→ **What is expected**:
Repeat each entry exactly and drop the pictures.

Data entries

+++

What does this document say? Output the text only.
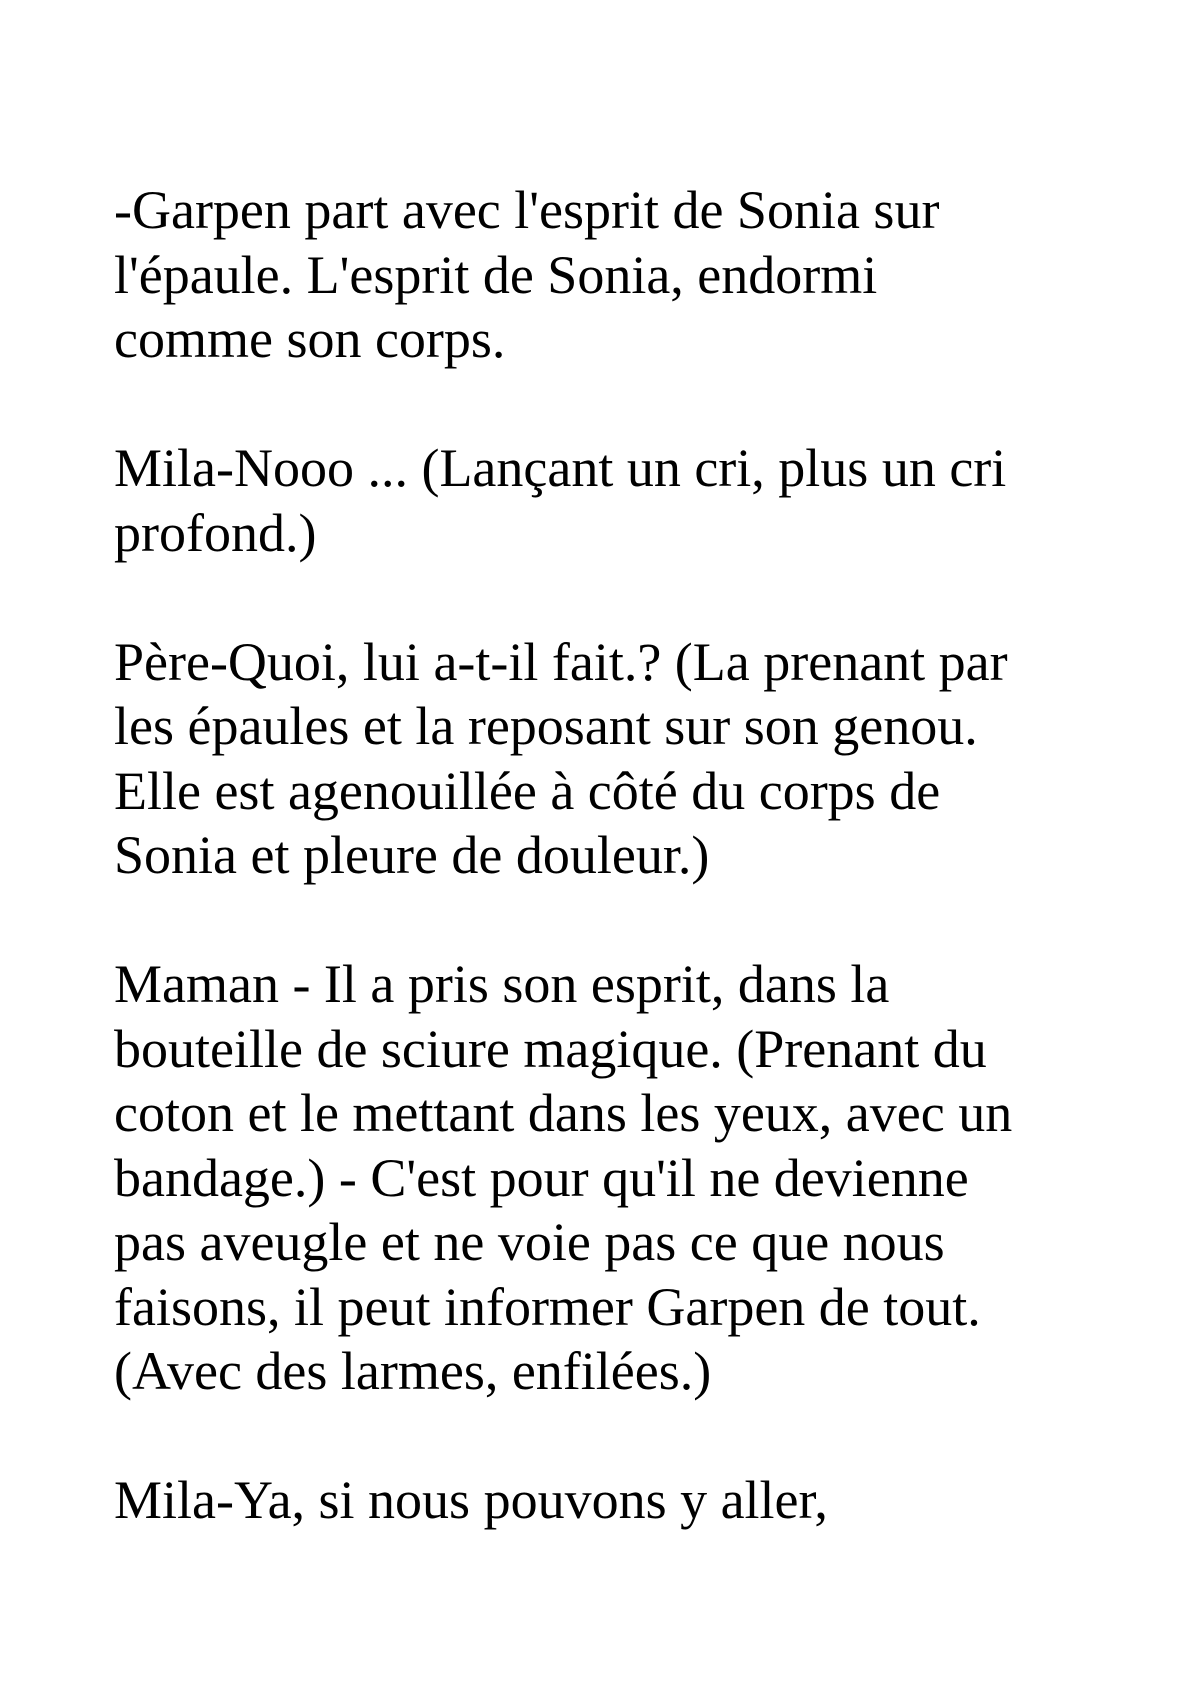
-Garpen part avec l'esprit de Sonia sur
l'épaule. L'esprit de Sonia, endormi
comme son corps.

Mila-Nooo ... (Lançant un cri, plus un cri
profond.)

Père-Quoi, lui a-t-il fait.? (La prenant par
les épaules et la reposant sur son genou.
Elle est agenouillée à côté du corps de
Sonia et pleure de douleur.)

Maman - Il a pris son esprit, dans la
bouteille de sciure magique. (Prenant du
coton et le mettant dans les yeux, avec un
bandage.) - C'est pour qu'il ne devienne
pas aveugle et ne voie pas ce que nous
faisons, il peut informer Garpen de tout.
(Avec des larmes, enfilées.)

Mila-Ya, si nous pouvons y aller,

+++

→ **Finished answer**:
What does this document say? Output the text only.
-Garpen part avec l'esprit de Sonia sur
l'épaule. L'esprit de Sonia, endormi
comme son corps.

Mila-Nooo ... (Lançant un cri, plus un cri
profond.)

Père-Quoi, lui a-t-il fait.? (La prenant par
les épaules et la reposant sur son genou.
Elle est agenouillée à côté du corps de
Sonia et pleure de douleur.)

Maman - Il a pris son esprit, dans la
bouteille de sciure magique. (Prenant du
coton et le mettant dans les yeux, avec un
bandage.) - C'est pour qu'il ne devienne
pas aveugle et ne voie pas ce que nous
faisons, il peut informer Garpen de tout.
(Avec des larmes, enfilées.)

Mila-Ya, si nous pouvons y aller,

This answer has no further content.